What to produce> Which lines in the records below contain the word "this"? Copy each one out.

· · · · ·

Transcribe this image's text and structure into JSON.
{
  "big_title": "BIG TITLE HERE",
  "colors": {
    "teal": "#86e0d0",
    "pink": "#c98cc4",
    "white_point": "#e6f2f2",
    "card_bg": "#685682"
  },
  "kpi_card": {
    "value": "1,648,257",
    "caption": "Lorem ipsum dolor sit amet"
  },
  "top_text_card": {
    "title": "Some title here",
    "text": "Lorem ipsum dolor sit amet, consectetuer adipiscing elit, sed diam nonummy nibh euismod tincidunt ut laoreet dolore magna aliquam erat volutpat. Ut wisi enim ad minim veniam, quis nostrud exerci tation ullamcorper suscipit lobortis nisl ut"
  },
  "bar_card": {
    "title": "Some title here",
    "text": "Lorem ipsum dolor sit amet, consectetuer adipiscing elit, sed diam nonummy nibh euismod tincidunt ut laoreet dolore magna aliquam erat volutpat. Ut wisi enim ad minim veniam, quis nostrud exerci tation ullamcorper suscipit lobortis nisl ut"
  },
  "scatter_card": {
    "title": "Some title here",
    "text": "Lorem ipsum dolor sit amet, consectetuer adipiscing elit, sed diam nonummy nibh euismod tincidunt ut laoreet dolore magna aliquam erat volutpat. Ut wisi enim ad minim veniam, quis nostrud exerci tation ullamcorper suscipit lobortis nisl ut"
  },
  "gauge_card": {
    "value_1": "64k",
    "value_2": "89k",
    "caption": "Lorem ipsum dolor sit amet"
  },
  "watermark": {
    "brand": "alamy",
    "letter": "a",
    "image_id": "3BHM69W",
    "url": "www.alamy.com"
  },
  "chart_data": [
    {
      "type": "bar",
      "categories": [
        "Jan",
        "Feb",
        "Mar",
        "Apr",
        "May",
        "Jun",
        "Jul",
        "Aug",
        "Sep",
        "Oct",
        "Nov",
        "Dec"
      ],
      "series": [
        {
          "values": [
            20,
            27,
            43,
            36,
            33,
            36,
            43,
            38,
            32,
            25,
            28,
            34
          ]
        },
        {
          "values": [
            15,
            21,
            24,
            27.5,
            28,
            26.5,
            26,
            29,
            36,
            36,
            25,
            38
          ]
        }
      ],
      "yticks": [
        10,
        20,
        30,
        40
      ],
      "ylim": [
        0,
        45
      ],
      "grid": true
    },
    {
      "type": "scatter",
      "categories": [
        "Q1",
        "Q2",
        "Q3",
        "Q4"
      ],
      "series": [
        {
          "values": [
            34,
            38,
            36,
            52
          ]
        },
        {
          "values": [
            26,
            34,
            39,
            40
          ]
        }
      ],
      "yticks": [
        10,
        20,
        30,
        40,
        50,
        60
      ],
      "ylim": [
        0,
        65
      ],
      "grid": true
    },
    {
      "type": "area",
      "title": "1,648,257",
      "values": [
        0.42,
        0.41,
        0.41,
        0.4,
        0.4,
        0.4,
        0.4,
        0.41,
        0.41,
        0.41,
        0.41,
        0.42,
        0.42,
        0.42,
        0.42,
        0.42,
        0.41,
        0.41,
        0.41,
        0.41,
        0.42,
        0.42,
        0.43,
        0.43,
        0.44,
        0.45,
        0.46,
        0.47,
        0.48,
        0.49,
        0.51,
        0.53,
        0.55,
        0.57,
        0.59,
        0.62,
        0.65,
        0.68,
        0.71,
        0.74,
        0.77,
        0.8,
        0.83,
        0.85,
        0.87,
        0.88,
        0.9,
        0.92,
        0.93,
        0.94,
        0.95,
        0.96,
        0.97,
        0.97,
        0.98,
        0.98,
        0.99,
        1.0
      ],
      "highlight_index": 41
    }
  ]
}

· · · · ·

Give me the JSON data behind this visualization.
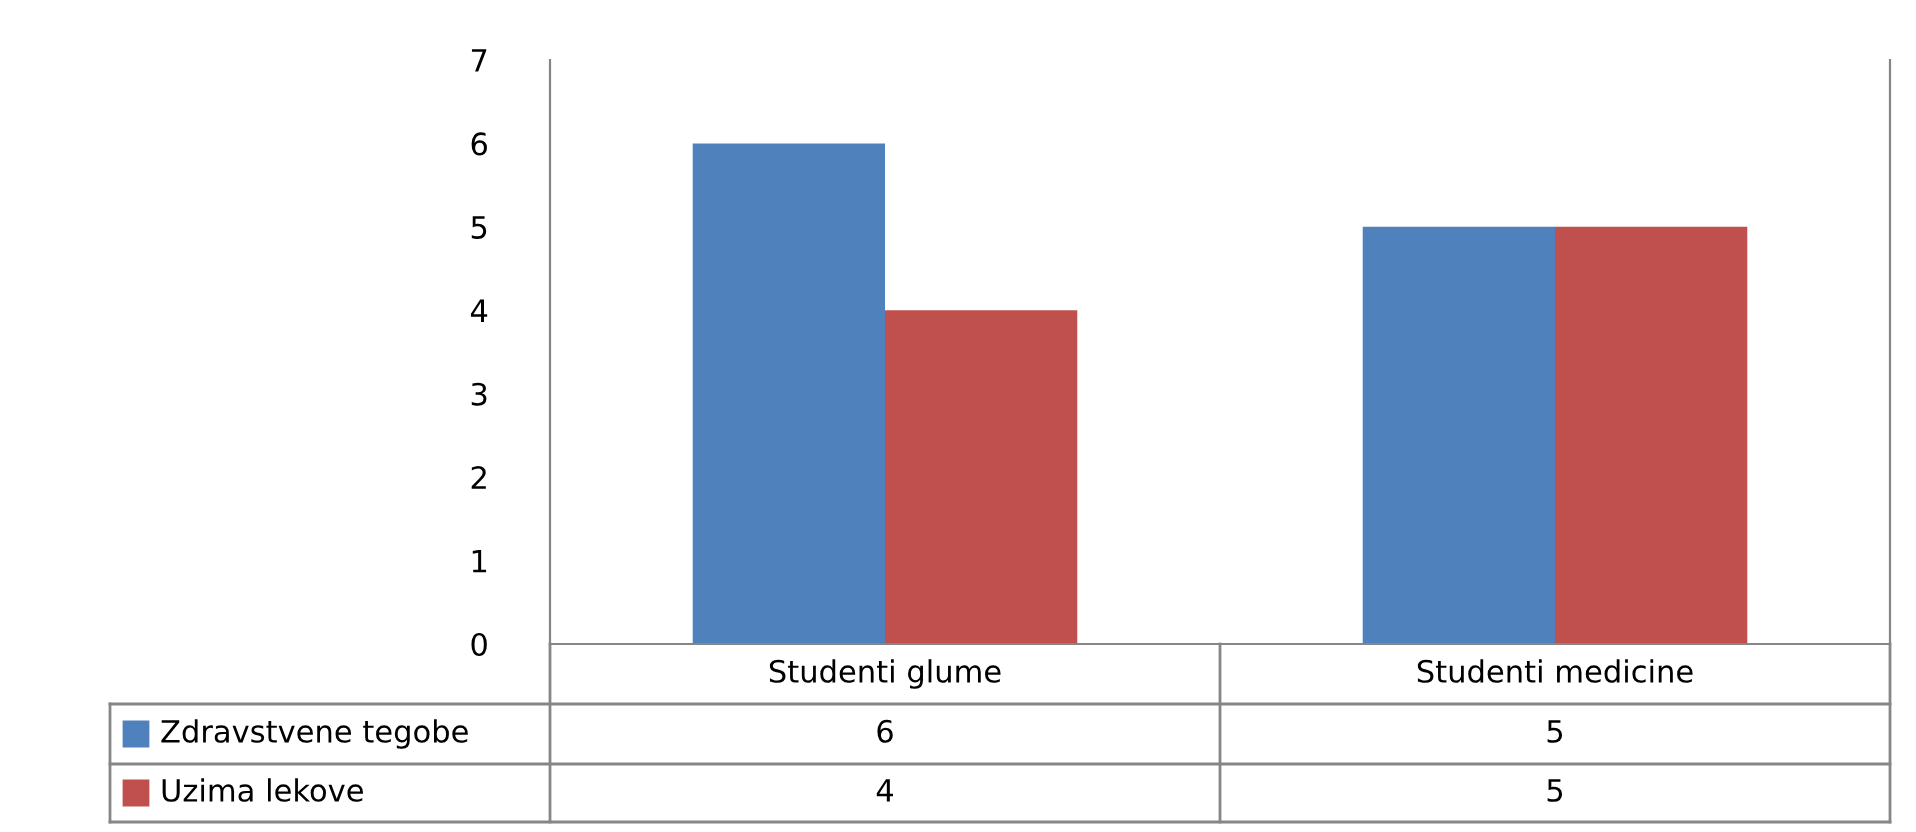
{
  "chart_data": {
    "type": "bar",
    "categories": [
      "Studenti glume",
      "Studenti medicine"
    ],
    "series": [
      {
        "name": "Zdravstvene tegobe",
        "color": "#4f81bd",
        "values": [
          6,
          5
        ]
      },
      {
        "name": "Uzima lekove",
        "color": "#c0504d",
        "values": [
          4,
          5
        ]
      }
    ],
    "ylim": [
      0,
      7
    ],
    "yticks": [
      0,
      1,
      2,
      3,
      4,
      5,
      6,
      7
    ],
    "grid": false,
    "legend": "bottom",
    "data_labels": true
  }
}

· · · · ·

Response>
Transcribe this image's text and structure into JSON.
Give me the JSON data behind this visualization.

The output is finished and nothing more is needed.